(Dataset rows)
::::
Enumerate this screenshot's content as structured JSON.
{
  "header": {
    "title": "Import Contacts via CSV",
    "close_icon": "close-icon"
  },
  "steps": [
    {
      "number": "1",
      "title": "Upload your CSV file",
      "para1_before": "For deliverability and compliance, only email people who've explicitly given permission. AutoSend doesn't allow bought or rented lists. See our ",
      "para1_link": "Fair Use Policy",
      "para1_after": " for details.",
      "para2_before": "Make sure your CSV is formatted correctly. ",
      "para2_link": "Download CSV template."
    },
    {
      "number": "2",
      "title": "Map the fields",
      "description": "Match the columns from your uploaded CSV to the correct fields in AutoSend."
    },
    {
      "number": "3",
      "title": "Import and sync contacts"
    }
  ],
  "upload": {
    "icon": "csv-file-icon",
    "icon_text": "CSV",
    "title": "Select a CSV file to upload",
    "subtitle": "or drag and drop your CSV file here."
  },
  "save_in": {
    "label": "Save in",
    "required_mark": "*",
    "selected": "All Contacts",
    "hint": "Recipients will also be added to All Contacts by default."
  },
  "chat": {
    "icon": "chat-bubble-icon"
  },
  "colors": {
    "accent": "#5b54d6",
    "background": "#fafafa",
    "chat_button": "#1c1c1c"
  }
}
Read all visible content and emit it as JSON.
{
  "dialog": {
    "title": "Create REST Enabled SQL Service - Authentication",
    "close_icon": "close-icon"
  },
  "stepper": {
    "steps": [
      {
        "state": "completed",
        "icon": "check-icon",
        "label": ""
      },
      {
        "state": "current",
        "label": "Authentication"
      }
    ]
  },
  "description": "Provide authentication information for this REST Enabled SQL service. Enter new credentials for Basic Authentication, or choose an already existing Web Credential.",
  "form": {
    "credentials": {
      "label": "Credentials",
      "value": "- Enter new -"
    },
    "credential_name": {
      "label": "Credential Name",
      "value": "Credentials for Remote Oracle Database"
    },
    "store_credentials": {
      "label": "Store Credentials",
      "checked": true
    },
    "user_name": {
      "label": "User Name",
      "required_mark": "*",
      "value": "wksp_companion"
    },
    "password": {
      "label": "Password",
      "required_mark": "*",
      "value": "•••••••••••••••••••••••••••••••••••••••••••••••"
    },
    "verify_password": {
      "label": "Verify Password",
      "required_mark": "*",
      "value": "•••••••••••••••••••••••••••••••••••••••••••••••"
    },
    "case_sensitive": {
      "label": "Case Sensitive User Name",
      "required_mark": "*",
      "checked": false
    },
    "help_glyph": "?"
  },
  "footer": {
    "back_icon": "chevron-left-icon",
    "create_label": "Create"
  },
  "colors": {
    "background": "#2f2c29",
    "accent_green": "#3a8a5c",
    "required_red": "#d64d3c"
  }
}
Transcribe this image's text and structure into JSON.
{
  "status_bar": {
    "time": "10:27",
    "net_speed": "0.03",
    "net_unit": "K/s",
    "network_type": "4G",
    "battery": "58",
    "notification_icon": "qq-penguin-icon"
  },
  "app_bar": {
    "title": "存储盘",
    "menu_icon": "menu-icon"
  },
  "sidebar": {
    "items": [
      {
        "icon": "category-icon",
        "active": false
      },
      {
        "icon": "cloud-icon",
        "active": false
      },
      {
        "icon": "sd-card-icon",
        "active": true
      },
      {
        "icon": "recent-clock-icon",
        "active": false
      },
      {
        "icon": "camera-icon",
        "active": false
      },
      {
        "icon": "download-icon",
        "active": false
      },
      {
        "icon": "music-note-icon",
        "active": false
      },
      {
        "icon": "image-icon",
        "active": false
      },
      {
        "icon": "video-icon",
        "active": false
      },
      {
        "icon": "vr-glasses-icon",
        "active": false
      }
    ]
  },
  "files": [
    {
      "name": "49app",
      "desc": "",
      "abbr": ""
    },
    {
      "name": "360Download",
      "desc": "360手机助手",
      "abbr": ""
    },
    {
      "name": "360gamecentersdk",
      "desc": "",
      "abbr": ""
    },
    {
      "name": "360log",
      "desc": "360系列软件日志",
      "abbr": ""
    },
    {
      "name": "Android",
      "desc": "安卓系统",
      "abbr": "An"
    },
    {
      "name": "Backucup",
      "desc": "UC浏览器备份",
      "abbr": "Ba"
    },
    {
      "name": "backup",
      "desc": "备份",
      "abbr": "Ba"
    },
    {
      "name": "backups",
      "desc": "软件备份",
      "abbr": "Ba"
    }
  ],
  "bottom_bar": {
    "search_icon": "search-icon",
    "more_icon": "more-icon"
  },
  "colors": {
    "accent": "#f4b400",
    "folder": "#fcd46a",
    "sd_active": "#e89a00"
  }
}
::::
(What you will do) State how many lines of the entries above include the word "JSON", offering no text other than the number.

(Solution) 3